Copy whichever lines contain the string "node".

- _EXCERPTED DATA_
=-=-=
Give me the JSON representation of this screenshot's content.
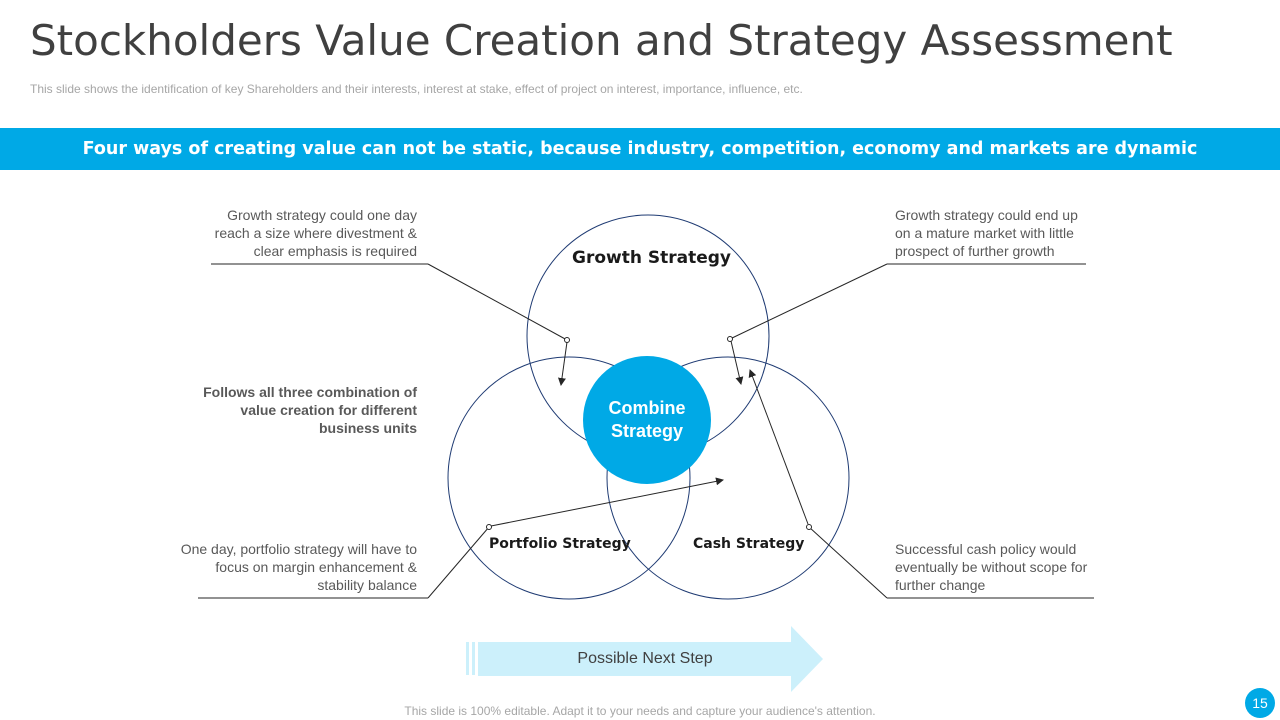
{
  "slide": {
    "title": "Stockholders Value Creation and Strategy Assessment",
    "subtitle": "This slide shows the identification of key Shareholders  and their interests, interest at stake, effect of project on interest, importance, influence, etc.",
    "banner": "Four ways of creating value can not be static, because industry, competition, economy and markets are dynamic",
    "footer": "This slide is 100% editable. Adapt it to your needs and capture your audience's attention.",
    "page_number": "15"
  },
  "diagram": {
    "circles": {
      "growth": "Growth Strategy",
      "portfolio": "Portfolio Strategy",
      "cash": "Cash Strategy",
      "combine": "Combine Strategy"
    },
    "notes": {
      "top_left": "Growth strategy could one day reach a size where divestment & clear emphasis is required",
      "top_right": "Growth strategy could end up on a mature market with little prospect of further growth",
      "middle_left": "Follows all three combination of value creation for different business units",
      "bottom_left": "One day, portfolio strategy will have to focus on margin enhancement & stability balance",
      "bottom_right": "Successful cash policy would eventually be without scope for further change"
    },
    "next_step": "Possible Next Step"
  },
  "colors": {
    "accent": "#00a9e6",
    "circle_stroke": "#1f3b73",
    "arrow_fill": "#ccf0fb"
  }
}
=-=-=
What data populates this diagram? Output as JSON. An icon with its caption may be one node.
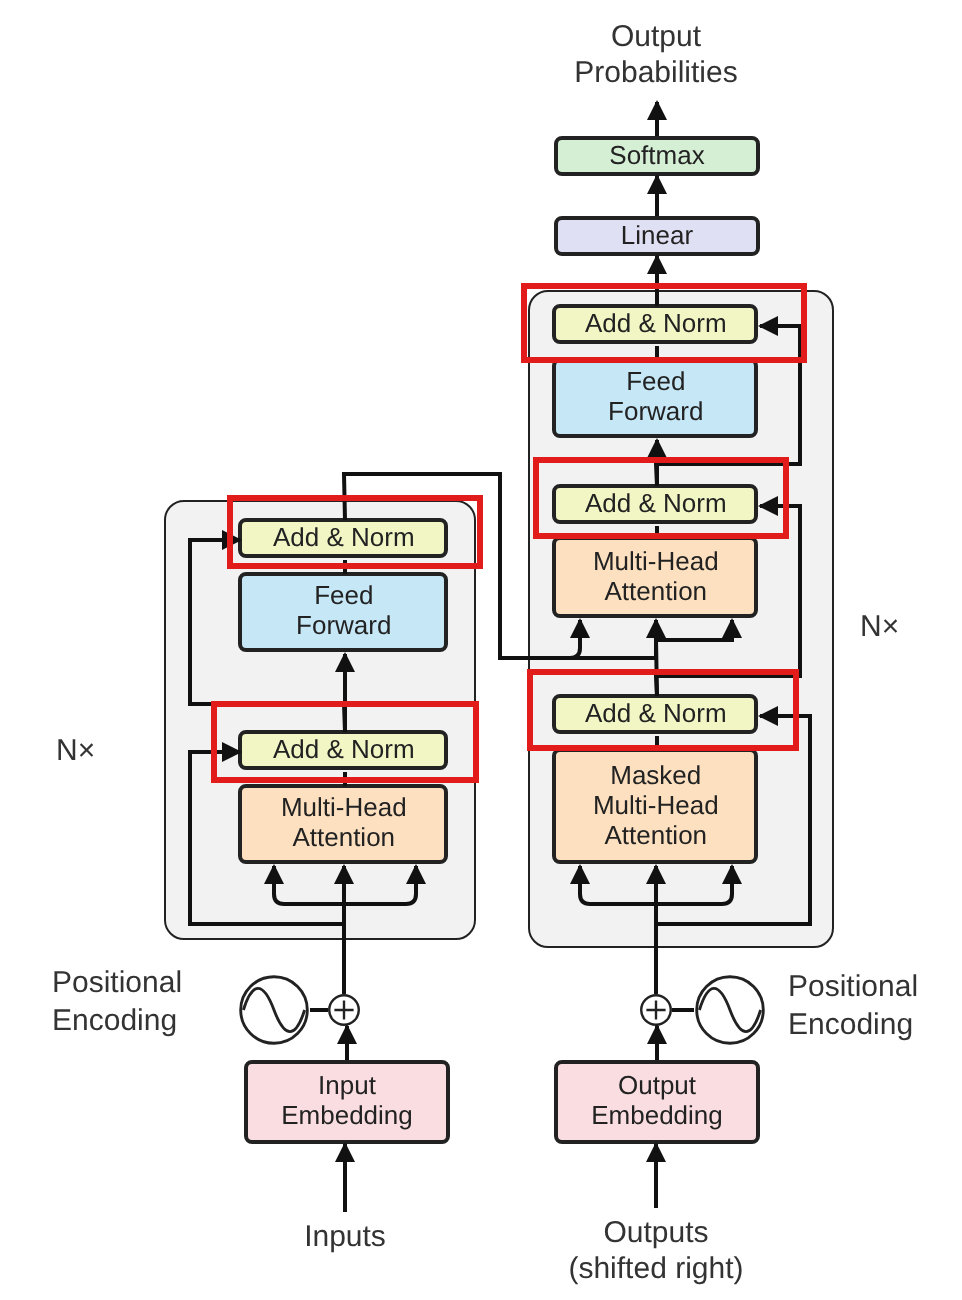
=-=-=
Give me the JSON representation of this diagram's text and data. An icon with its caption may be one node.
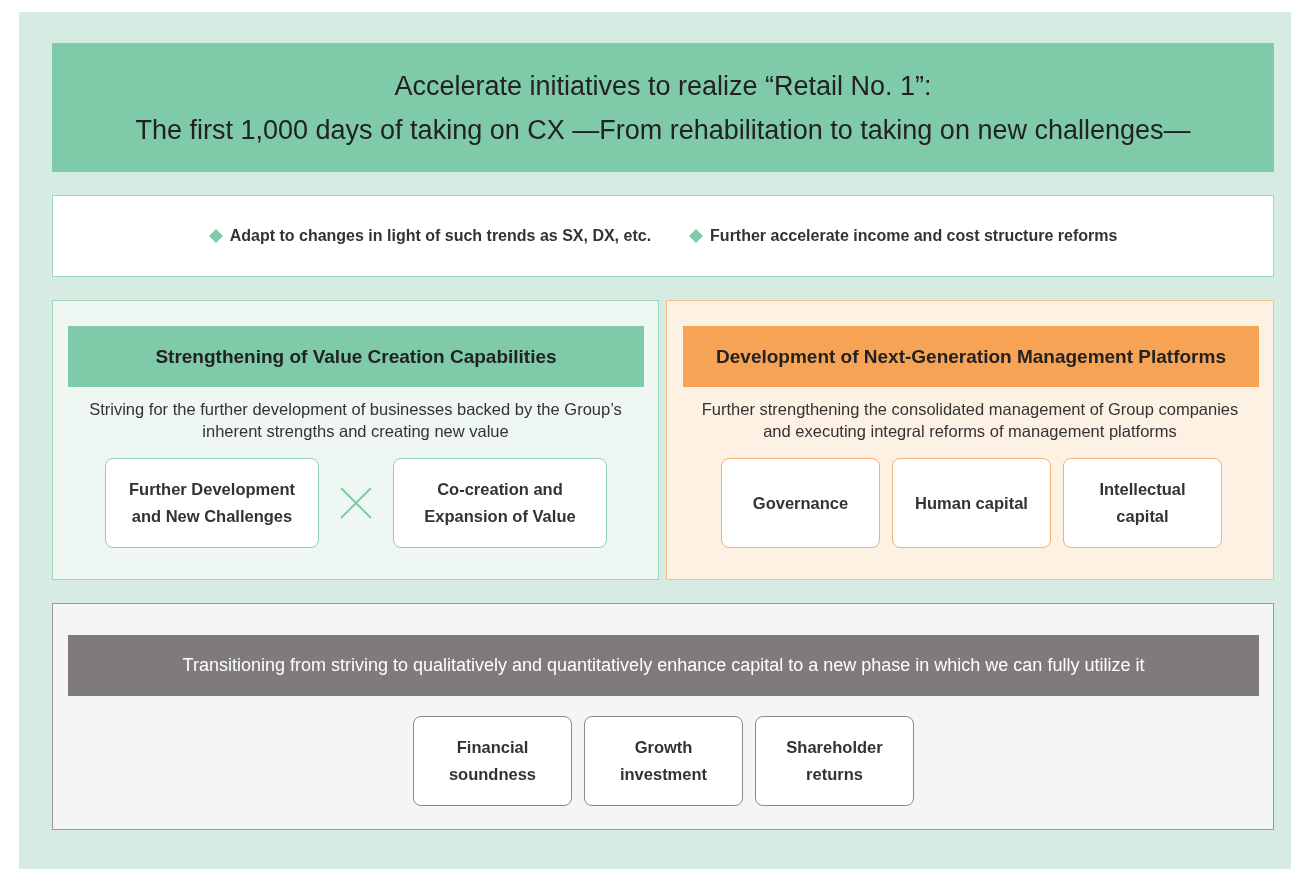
=-=-=
- _RESPONSE_
What data populates this diagram? Output as JSON. An icon with its caption may be one node.
Give me the JSON representation of this diagram's text and data. An icon with its caption may be one node.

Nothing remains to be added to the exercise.